== Extracted text ==
· · ·

Hardware implementations may also be vulnerable to fault or disturbance attacks, in which an external error is induced at a precisely chosen stage of cryptographic computation. This produces an incorrect result, from which sensitive information—typically a key—can be inferred. The first such attack (1997) targeted an RSA implementation that computed separately with respect to each prime factor (p and q) before forming the result modulo (p·q). A well-timed fault (“glitch”) could cause the computation to yield a result mod p only, leading to successful factorisation. A more recent instance of this type of attack (2014), known as Rowhammer, aims to induce faults in memory locations where keys are stored. This is attempted by repeatedly writing to adjacent memory locations (see Operating systems, including side channels).

Defences

Vulnerabilities in cryptographic implementations are distinct from weaknesses in the underlying algorithms or systems. General techniques for defending against implementation vulnerabilities come from the fields of software and hardware security. These are well summarised in other modules of this material. It is evident that traditional software security is even more important for cryptographic code than for other types of software.

In hardware, commonly used techniques include blinding, masking, threshold techniques, and physical shielding. For software, common approaches include formal specification and verification of software and hardware designs, static and dynamic code analysis, fuzzing, data-flow analysis, the use of domain-specific languages for cryptographic code, and strong typing for modelling and implementing security properties.

Length-based side channels can be mitigated by padding plaintexts to predetermined sizes before encryption and by adding cover or dummy traffic. Secure communication protocols such as TLS and IPsec include features to support this, but they are not widely used. Coding practices have been developed to achieve so-called constant-time cryptography. The core idea is to eliminate, through careful programming, all correlations between sensitive data and observable variables (such as execution time). This requires, among other things, avoiding memory accesses and branching that depend on secret data, as well as certain low-level instructions whose execution time depends on operands. It may also require writing high-level code such that the compiler does not optimise away constant-time properties. Writing constant-time implementations of existing algorithms is not trivial. In some cases, cryptographic designers have addressed this from the outset. For example, Bernstein’s ChaCha20 algorithm was designed with this in mind. Similarly, certain coordinate systems make it easier to achieve constant-time implementations for elliptic curve algorithms.

· · ·

== Written tasks ==
A: Which algorithm does the cryptography passage give as an example of one designed with constant-time implementation in mind?
B: From the cryptography passage, output the stretch from "Vulnerabilities in cryptographic" through "types of software." word for word.
C: Render this sentence from the cryptography passage in Spanish: "Writing constant-time implementations of existing algorithms is not trivial."
The records are separate material, apart from the cryptography passage.

== Recorded data ==

· · ·

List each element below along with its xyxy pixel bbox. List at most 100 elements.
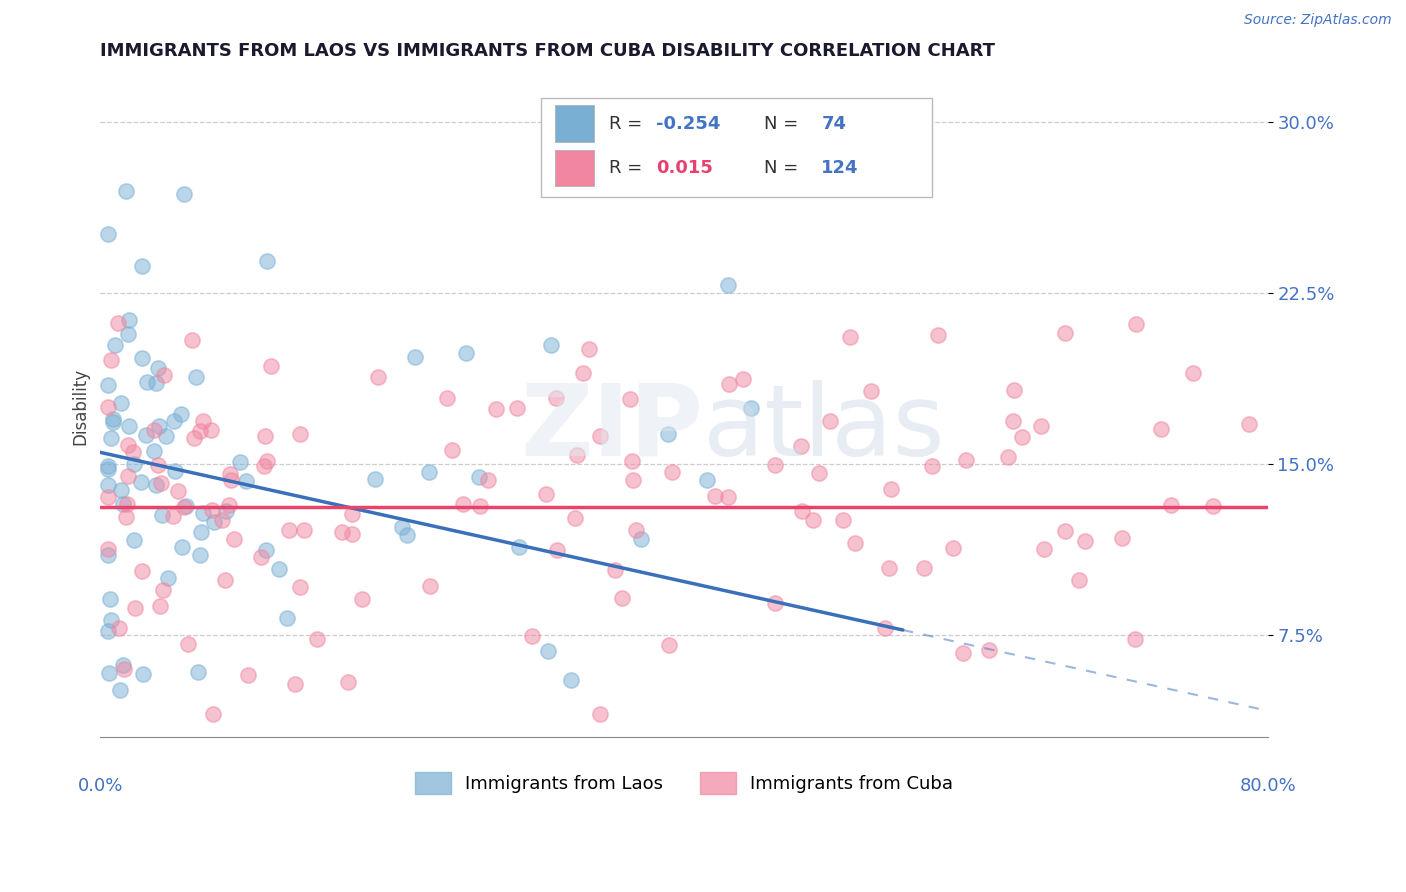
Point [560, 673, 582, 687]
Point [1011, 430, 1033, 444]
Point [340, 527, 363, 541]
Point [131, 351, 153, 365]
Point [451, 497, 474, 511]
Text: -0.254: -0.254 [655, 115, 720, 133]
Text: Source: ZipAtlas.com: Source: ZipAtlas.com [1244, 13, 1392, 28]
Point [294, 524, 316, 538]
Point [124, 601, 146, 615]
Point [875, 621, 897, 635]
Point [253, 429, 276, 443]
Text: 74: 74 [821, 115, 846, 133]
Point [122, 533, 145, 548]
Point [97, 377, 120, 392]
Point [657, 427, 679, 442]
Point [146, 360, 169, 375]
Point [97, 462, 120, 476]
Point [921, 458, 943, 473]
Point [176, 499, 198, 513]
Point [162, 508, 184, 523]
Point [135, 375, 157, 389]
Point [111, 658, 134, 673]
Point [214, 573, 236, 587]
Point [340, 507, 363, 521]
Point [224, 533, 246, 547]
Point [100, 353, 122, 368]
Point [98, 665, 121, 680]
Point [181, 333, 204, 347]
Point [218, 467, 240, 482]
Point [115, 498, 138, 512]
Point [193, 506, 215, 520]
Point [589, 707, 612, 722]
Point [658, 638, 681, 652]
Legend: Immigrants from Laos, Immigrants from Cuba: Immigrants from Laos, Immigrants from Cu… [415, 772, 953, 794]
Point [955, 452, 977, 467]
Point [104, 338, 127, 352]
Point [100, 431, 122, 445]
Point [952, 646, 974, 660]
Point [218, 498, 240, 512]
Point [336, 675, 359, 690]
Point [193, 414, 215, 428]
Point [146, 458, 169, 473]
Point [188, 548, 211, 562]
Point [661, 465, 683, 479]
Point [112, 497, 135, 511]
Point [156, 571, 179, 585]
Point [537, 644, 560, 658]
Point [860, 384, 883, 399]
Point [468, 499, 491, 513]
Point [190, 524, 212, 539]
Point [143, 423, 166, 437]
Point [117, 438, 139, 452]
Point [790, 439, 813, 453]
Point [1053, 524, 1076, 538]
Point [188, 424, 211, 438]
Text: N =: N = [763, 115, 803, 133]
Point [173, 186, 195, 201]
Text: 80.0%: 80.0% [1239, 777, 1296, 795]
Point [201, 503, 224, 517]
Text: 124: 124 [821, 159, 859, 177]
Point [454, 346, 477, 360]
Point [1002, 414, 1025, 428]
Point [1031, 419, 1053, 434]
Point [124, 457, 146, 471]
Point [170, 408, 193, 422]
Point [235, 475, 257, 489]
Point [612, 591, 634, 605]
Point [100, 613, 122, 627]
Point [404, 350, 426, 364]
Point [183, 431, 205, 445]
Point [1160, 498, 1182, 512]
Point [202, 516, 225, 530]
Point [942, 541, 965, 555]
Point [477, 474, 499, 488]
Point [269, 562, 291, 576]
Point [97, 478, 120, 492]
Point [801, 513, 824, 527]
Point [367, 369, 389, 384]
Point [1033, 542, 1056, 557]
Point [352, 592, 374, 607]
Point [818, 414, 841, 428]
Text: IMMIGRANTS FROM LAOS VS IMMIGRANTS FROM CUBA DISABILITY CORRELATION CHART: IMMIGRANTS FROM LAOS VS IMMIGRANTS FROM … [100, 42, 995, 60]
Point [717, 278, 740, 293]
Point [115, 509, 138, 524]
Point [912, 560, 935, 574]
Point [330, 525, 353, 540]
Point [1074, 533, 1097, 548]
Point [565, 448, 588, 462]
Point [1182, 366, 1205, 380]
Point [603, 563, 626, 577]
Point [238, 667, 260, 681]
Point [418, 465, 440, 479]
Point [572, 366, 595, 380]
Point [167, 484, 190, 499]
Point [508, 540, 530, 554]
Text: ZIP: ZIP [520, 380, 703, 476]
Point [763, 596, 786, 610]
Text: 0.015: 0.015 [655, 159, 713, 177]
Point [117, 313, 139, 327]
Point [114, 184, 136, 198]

· · ·

== In response ==
A: Bernstein's ChaCha20 algorithm.

B:
Vulnerabilities in cryptographic implementations are distinct from weaknesses in the underlying algorithms or systems. General techniques for defending against implementation vulnerabilities come from the fields of software and hardware security. These are well summarised in other modules of this material. It is evident that traditional software security is even more important for cryptographic code than for other types of software.

C: Escribir implementaciones de tiempo constante de algoritmos existentes no es trivial.